§ Record excerpts
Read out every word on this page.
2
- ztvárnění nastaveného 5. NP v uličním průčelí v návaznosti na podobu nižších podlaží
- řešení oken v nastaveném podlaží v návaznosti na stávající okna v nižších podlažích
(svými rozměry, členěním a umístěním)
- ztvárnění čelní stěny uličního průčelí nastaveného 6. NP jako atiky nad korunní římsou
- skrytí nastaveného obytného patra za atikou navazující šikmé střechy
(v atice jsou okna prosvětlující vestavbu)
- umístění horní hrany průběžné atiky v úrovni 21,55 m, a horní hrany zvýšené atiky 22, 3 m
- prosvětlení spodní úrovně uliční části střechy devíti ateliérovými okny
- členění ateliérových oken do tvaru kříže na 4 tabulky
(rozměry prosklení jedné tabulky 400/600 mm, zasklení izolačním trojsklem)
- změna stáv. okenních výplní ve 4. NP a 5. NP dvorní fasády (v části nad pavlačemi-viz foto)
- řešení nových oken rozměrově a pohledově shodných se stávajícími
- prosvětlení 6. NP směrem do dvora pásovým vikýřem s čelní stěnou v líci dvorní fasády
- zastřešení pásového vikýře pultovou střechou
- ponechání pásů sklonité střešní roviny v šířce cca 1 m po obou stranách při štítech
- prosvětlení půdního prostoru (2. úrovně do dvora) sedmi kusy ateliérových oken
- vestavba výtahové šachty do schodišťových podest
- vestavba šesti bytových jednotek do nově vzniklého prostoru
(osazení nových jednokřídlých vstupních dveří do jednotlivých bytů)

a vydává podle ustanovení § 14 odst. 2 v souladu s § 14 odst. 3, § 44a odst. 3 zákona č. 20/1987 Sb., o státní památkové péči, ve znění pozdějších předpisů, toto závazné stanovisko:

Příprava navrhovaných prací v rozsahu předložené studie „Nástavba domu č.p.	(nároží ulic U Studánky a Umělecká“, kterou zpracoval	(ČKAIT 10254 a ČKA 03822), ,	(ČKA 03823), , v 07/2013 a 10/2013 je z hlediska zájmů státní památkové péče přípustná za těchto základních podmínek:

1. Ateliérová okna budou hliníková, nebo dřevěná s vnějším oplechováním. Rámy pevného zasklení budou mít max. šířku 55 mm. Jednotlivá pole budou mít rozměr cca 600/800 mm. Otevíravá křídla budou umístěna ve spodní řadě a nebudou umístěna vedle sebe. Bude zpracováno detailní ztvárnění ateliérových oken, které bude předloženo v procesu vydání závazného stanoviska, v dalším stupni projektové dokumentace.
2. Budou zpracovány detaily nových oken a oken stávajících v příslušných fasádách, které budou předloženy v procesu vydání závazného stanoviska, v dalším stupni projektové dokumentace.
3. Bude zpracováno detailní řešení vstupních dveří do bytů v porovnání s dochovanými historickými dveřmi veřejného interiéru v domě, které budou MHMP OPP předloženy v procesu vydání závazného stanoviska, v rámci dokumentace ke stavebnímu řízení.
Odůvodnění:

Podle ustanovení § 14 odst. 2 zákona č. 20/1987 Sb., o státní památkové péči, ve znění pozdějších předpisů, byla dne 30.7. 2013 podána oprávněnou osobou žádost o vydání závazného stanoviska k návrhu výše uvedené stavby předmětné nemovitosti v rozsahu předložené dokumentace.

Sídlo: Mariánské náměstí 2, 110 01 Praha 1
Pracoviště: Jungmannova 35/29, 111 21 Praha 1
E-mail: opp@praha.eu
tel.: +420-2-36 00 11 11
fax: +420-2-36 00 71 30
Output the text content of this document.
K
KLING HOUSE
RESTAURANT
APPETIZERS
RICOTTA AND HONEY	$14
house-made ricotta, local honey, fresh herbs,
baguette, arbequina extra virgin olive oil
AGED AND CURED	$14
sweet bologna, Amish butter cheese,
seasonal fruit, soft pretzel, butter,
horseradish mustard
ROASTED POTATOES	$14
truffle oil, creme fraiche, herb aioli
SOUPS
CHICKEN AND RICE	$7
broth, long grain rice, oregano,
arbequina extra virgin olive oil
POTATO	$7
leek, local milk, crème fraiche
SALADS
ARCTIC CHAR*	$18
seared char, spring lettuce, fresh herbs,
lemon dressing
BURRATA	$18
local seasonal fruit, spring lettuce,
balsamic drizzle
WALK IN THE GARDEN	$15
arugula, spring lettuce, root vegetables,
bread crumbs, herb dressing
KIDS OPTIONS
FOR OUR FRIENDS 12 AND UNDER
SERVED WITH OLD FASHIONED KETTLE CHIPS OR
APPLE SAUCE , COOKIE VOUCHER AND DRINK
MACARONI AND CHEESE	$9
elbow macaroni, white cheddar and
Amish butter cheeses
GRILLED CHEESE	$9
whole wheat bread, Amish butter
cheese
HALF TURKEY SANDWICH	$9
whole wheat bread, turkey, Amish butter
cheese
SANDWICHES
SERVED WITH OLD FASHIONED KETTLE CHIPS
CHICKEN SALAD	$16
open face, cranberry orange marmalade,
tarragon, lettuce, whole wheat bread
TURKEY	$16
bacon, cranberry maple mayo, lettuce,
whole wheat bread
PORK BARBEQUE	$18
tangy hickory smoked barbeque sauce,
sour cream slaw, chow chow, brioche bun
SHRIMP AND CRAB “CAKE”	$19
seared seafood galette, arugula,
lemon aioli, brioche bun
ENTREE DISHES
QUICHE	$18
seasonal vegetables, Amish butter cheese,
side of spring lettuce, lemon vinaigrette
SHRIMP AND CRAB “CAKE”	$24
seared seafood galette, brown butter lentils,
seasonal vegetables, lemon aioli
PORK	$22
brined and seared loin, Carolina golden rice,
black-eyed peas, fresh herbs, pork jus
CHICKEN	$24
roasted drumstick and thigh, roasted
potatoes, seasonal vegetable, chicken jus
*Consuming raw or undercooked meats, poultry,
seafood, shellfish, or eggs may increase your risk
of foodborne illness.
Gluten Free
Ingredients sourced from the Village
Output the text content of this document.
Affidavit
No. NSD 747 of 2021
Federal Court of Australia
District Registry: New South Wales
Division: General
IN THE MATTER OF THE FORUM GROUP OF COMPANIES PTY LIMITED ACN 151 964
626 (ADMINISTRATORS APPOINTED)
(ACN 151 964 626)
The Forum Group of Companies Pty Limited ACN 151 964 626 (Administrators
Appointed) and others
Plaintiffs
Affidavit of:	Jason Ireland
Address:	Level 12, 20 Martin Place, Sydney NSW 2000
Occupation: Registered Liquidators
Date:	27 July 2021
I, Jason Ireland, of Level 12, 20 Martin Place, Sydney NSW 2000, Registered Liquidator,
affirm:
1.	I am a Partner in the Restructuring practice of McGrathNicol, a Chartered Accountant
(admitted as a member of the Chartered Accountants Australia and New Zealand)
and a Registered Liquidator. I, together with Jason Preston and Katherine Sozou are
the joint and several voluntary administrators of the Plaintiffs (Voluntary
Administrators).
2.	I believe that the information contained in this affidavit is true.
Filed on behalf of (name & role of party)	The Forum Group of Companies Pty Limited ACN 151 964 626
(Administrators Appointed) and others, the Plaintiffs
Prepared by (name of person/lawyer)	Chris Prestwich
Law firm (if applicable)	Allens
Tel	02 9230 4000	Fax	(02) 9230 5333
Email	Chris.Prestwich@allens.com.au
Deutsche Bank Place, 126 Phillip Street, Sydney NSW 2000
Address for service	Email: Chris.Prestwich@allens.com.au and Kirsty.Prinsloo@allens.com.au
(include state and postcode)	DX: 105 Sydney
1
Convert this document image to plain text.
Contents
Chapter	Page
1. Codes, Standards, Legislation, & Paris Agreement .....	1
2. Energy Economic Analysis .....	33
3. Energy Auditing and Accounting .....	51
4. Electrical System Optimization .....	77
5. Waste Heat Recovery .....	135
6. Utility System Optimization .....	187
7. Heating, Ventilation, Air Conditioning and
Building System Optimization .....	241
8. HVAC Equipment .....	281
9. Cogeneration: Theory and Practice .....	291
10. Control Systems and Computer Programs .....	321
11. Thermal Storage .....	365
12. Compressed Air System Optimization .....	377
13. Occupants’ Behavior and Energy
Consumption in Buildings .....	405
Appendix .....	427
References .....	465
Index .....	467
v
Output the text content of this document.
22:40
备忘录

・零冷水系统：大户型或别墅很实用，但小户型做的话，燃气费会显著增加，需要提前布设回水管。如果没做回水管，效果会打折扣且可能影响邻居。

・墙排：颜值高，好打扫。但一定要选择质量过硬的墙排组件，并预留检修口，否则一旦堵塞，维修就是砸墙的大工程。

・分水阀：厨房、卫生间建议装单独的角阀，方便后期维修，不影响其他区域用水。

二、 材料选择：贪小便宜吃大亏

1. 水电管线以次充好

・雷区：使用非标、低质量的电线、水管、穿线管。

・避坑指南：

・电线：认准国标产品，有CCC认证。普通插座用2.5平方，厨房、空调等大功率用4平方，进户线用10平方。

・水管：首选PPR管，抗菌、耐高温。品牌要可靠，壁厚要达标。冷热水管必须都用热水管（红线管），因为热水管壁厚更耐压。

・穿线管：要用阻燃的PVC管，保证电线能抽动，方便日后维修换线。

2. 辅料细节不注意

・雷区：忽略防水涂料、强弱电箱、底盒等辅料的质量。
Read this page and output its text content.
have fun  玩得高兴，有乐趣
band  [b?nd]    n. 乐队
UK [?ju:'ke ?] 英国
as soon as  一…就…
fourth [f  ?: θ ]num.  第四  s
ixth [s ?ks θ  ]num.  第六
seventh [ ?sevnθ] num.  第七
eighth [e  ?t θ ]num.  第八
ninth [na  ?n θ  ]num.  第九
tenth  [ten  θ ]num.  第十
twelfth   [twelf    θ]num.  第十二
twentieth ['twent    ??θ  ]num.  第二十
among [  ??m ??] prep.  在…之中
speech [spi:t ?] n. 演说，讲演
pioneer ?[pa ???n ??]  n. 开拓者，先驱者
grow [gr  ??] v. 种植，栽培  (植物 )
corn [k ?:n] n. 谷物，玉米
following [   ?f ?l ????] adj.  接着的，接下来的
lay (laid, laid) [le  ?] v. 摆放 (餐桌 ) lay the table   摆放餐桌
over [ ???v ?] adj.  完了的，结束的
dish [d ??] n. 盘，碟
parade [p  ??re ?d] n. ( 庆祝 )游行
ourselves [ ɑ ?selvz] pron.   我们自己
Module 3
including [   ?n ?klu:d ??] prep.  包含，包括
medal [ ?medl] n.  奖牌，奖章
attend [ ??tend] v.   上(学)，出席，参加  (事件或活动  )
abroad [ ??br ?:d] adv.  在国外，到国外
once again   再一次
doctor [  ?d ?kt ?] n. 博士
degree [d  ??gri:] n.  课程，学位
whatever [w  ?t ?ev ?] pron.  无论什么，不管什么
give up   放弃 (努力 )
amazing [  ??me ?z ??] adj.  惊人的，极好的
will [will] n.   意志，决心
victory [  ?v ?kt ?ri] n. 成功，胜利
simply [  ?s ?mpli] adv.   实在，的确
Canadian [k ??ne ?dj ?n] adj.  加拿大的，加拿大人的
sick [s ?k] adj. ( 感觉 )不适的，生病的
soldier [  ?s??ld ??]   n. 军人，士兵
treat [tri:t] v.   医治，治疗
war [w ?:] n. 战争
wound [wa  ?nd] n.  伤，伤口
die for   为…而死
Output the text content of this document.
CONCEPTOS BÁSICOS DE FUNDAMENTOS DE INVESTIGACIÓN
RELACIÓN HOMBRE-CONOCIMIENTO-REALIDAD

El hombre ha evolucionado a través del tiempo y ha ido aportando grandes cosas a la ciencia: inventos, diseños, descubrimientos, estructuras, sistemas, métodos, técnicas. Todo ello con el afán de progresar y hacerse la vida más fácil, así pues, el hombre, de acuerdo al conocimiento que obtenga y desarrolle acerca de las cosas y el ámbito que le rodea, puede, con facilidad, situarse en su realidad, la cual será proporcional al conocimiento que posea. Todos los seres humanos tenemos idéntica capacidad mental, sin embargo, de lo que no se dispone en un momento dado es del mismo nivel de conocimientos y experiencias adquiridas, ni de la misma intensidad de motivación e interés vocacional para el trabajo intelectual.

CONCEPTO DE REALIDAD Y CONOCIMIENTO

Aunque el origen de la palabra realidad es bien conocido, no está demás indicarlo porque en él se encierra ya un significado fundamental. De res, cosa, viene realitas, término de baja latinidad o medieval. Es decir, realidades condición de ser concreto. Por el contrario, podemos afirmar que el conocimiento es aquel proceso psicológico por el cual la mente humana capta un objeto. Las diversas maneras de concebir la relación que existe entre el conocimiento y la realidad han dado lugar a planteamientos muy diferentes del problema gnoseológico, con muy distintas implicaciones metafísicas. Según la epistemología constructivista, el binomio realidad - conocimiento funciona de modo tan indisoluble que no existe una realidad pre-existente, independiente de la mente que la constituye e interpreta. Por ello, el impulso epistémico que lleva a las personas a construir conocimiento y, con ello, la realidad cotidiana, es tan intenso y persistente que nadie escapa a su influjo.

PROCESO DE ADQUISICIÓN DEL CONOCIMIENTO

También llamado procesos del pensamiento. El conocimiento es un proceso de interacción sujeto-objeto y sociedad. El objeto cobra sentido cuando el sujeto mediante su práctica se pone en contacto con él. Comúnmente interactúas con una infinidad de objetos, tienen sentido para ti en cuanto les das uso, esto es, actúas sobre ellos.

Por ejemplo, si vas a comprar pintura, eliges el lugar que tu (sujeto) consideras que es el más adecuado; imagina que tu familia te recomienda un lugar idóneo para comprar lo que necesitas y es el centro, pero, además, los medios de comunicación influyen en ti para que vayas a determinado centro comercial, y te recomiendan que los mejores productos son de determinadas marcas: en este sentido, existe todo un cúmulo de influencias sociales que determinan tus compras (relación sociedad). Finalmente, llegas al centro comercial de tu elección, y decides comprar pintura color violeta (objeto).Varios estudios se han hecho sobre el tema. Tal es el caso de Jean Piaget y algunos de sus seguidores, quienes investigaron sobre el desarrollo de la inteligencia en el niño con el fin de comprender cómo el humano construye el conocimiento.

§ Task directions
Using the records above, copy each line that contains "stupni".

§ Expected output
1. Ateliérová okna budou hliníková, nebo dřevěná s vnějším oplechováním. Rámy pevného zasklení budou mít max. šířku 55 mm. Jednotlivá pole budou mít rozměr cca 600/800 mm. Otevíravá křídla budou umístěna ve spodní řadě a nebudou umístěna vedle sebe. Bude zpracováno detailní ztvárnění ateliérových oken, které bude předloženo v procesu vydání závazného stanoviska, v dalším stupni projektové dokumentace.
2. Budou zpracovány detaily nových oken a oken stávajících v příslušných fasádách, které budou předloženy v procesu vydání závazného stanoviska, v dalším stupni projektové dokumentace.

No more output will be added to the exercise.